>>

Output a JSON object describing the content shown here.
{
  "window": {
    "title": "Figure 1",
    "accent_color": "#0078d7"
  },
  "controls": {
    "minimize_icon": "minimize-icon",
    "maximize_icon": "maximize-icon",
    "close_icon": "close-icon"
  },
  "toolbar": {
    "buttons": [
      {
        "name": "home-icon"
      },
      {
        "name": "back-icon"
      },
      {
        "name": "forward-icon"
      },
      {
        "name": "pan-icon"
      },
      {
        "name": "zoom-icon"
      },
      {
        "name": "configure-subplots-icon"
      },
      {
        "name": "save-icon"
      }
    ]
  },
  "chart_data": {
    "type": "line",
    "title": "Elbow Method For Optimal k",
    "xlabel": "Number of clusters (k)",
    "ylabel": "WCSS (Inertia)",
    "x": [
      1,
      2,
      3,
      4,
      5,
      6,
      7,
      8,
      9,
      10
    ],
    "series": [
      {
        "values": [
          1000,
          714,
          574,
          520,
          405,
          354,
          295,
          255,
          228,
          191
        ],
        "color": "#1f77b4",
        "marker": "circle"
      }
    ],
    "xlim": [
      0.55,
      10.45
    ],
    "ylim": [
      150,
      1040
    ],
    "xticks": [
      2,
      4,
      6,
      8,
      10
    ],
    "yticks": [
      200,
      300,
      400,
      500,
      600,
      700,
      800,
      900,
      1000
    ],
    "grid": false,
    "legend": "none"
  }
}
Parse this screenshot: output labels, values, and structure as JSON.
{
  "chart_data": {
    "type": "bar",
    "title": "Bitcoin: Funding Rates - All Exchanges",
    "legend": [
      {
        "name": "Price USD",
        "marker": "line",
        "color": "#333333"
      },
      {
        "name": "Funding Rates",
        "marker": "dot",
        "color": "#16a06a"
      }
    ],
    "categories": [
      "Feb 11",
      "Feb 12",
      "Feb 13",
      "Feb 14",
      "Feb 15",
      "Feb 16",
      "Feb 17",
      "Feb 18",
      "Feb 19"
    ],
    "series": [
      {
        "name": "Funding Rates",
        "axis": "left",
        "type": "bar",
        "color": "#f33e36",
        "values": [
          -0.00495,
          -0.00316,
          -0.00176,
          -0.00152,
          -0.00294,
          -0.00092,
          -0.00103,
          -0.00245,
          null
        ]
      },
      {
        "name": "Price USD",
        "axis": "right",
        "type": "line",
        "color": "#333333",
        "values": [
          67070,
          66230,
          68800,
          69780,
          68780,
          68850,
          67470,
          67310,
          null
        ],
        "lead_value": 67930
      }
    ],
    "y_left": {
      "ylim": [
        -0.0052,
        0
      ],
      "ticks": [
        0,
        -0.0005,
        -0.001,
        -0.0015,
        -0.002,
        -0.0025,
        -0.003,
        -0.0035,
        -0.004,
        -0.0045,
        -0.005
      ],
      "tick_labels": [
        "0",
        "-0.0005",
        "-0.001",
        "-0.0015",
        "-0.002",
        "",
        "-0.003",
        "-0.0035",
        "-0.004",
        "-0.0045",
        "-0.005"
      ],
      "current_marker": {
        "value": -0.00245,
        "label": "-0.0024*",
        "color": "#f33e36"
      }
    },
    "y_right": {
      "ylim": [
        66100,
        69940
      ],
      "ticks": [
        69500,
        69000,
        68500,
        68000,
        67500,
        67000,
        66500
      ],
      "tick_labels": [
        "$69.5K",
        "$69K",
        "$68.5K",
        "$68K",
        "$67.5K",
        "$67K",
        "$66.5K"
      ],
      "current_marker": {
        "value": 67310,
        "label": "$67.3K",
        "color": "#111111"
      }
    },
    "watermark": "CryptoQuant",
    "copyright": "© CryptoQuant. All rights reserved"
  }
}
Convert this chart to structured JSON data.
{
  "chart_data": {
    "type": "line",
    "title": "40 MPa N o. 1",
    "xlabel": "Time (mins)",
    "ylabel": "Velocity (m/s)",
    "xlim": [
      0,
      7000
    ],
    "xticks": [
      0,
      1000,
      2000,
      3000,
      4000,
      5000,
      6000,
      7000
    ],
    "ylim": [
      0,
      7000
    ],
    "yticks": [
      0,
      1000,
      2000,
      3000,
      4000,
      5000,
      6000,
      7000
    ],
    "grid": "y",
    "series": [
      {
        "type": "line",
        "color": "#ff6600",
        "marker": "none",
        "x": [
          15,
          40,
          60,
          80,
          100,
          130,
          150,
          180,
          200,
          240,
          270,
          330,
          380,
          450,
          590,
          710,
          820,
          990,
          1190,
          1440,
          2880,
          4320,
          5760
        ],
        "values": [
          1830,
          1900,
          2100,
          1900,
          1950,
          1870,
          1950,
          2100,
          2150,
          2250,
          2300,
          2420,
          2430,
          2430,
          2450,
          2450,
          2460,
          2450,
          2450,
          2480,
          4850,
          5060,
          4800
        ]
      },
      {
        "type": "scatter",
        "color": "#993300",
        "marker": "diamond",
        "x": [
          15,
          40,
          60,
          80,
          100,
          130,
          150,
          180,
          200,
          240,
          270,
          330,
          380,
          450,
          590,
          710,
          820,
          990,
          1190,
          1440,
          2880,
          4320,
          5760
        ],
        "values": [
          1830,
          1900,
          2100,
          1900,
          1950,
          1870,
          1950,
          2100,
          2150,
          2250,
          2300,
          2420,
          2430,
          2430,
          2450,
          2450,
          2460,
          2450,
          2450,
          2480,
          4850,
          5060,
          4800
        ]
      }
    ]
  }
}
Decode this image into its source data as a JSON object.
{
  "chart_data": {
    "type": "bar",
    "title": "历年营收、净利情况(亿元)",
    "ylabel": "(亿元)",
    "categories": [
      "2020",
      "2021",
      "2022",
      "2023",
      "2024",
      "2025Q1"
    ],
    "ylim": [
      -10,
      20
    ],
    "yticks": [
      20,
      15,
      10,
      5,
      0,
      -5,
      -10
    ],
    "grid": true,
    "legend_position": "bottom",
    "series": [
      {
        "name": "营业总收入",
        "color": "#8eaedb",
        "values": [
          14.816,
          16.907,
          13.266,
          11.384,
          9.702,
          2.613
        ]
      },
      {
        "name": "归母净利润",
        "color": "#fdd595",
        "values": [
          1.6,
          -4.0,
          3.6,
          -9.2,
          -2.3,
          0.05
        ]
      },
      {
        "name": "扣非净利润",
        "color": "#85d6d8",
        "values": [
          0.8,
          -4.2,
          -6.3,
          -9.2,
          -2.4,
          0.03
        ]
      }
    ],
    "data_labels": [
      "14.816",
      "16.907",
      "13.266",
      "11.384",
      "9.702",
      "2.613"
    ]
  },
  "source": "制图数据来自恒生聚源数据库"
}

<<

Reproduce each entry exactly, leaving out nothing.

[The reply]:
Output a JSON object describing the content shown here.
{
  "window": {
    "title": "Figure 1",
    "accent_color": "#0078d7"
  },
  "controls": {
    "minimize_icon": "minimize-icon",
    "maximize_icon": "maximize-icon",
    "close_icon": "close-icon"
  },
  "toolbar": {
    "buttons": [
      {
        "name": "home-icon"
      },
      {
        "name": "back-icon"
      },
      {
        "name": "forward-icon"
      },
      {
        "name": "pan-icon"
      },
      {
        "name": "zoom-icon"
      },
      {
        "name": "configure-subplots-icon"
      },
      {
        "name": "save-icon"
      }
    ]
  },
  "chart_data": {
    "type": "line",
    "title": "Elbow Method For Optimal k",
    "xlabel": "Number of clusters (k)",
    "ylabel": "WCSS (Inertia)",
    "x": [
      1,
      2,
      3,
      4,
      5,
      6,
      7,
      8,
      9,
      10
    ],
    "series": [
      {
        "values": [
          1000,
          714,
          574,
          520,
          405,
          354,
          295,
          255,
          228,
          191
        ],
        "color": "#1f77b4",
        "marker": "circle"
      }
    ],
    "xlim": [
      0.55,
      10.45
    ],
    "ylim": [
      150,
      1040
    ],
    "xticks": [
      2,
      4,
      6,
      8,
      10
    ],
    "yticks": [
      200,
      300,
      400,
      500,
      600,
      700,
      800,
      900,
      1000
    ],
    "grid": false,
    "legend": "none"
  }
}
Parse this screenshot: output labels, values, and structure as JSON.
{
  "chart_data": {
    "type": "bar",
    "title": "Bitcoin: Funding Rates - All Exchanges",
    "legend": [
      {
        "name": "Price USD",
        "marker": "line",
        "color": "#333333"
      },
      {
        "name": "Funding Rates",
        "marker": "dot",
        "color": "#16a06a"
      }
    ],
    "categories": [
      "Feb 11",
      "Feb 12",
      "Feb 13",
      "Feb 14",
      "Feb 15",
      "Feb 16",
      "Feb 17",
      "Feb 18",
      "Feb 19"
    ],
    "series": [
      {
        "name": "Funding Rates",
        "axis": "left",
        "type": "bar",
        "color": "#f33e36",
        "values": [
          -0.00495,
          -0.00316,
          -0.00176,
          -0.00152,
          -0.00294,
          -0.00092,
          -0.00103,
          -0.00245,
          null
        ]
      },
      {
        "name": "Price USD",
        "axis": "right",
        "type": "line",
        "color": "#333333",
        "values": [
          67070,
          66230,
          68800,
          69780,
          68780,
          68850,
          67470,
          67310,
          null
        ],
        "lead_value": 67930
      }
    ],
    "y_left": {
      "ylim": [
        -0.0052,
        0
      ],
      "ticks": [
        0,
        -0.0005,
        -0.001,
        -0.0015,
        -0.002,
        -0.0025,
        -0.003,
        -0.0035,
        -0.004,
        -0.0045,
        -0.005
      ],
      "tick_labels": [
        "0",
        "-0.0005",
        "-0.001",
        "-0.0015",
        "-0.002",
        "",
        "-0.003",
        "-0.0035",
        "-0.004",
        "-0.0045",
        "-0.005"
      ],
      "current_marker": {
        "value": -0.00245,
        "label": "-0.0024*",
        "color": "#f33e36"
      }
    },
    "y_right": {
      "ylim": [
        66100,
        69940
      ],
      "ticks": [
        69500,
        69000,
        68500,
        68000,
        67500,
        67000,
        66500
      ],
      "tick_labels": [
        "$69.5K",
        "$69K",
        "$68.5K",
        "$68K",
        "$67.5K",
        "$67K",
        "$66.5K"
      ],
      "current_marker": {
        "value": 67310,
        "label": "$67.3K",
        "color": "#111111"
      }
    },
    "watermark": "CryptoQuant",
    "copyright": "© CryptoQuant. All rights reserved"
  }
}
Convert this chart to structured JSON data.
{
  "chart_data": {
    "type": "line",
    "title": "40 MPa N o. 1",
    "xlabel": "Time (mins)",
    "ylabel": "Velocity (m/s)",
    "xlim": [
      0,
      7000
    ],
    "xticks": [
      0,
      1000,
      2000,
      3000,
      4000,
      5000,
      6000,
      7000
    ],
    "ylim": [
      0,
      7000
    ],
    "yticks": [
      0,
      1000,
      2000,
      3000,
      4000,
      5000,
      6000,
      7000
    ],
    "grid": "y",
    "series": [
      {
        "type": "line",
        "color": "#ff6600",
        "marker": "none",
        "x": [
          15,
          40,
          60,
          80,
          100,
          130,
          150,
          180,
          200,
          240,
          270,
          330,
          380,
          450,
          590,
          710,
          820,
          990,
          1190,
          1440,
          2880,
          4320,
          5760
        ],
        "values": [
          1830,
          1900,
          2100,
          1900,
          1950,
          1870,
          1950,
          2100,
          2150,
          2250,
          2300,
          2420,
          2430,
          2430,
          2450,
          2450,
          2460,
          2450,
          2450,
          2480,
          4850,
          5060,
          4800
        ]
      },
      {
        "type": "scatter",
        "color": "#993300",
        "marker": "diamond",
        "x": [
          15,
          40,
          60,
          80,
          100,
          130,
          150,
          180,
          200,
          240,
          270,
          330,
          380,
          450,
          590,
          710,
          820,
          990,
          1190,
          1440,
          2880,
          4320,
          5760
        ],
        "values": [
          1830,
          1900,
          2100,
          1900,
          1950,
          1870,
          1950,
          2100,
          2150,
          2250,
          2300,
          2420,
          2430,
          2430,
          2450,
          2450,
          2460,
          2450,
          2450,
          2480,
          4850,
          5060,
          4800
        ]
      }
    ]
  }
}
Decode this image into its source data as a JSON object.
{
  "chart_data": {
    "type": "bar",
    "title": "历年营收、净利情况(亿元)",
    "ylabel": "(亿元)",
    "categories": [
      "2020",
      "2021",
      "2022",
      "2023",
      "2024",
      "2025Q1"
    ],
    "ylim": [
      -10,
      20
    ],
    "yticks": [
      20,
      15,
      10,
      5,
      0,
      -5,
      -10
    ],
    "grid": true,
    "legend_position": "bottom",
    "series": [
      {
        "name": "营业总收入",
        "color": "#8eaedb",
        "values": [
          14.816,
          16.907,
          13.266,
          11.384,
          9.702,
          2.613
        ]
      },
      {
        "name": "归母净利润",
        "color": "#fdd595",
        "values": [
          1.6,
          -4.0,
          3.6,
          -9.2,
          -2.3,
          0.05
        ]
      },
      {
        "name": "扣非净利润",
        "color": "#85d6d8",
        "values": [
          0.8,
          -4.2,
          -6.3,
          -9.2,
          -2.4,
          0.03
        ]
      }
    ],
    "data_labels": [
      "14.816",
      "16.907",
      "13.266",
      "11.384",
      "9.702",
      "2.613"
    ]
  },
  "source": "制图数据来自恒生聚源数据库"
}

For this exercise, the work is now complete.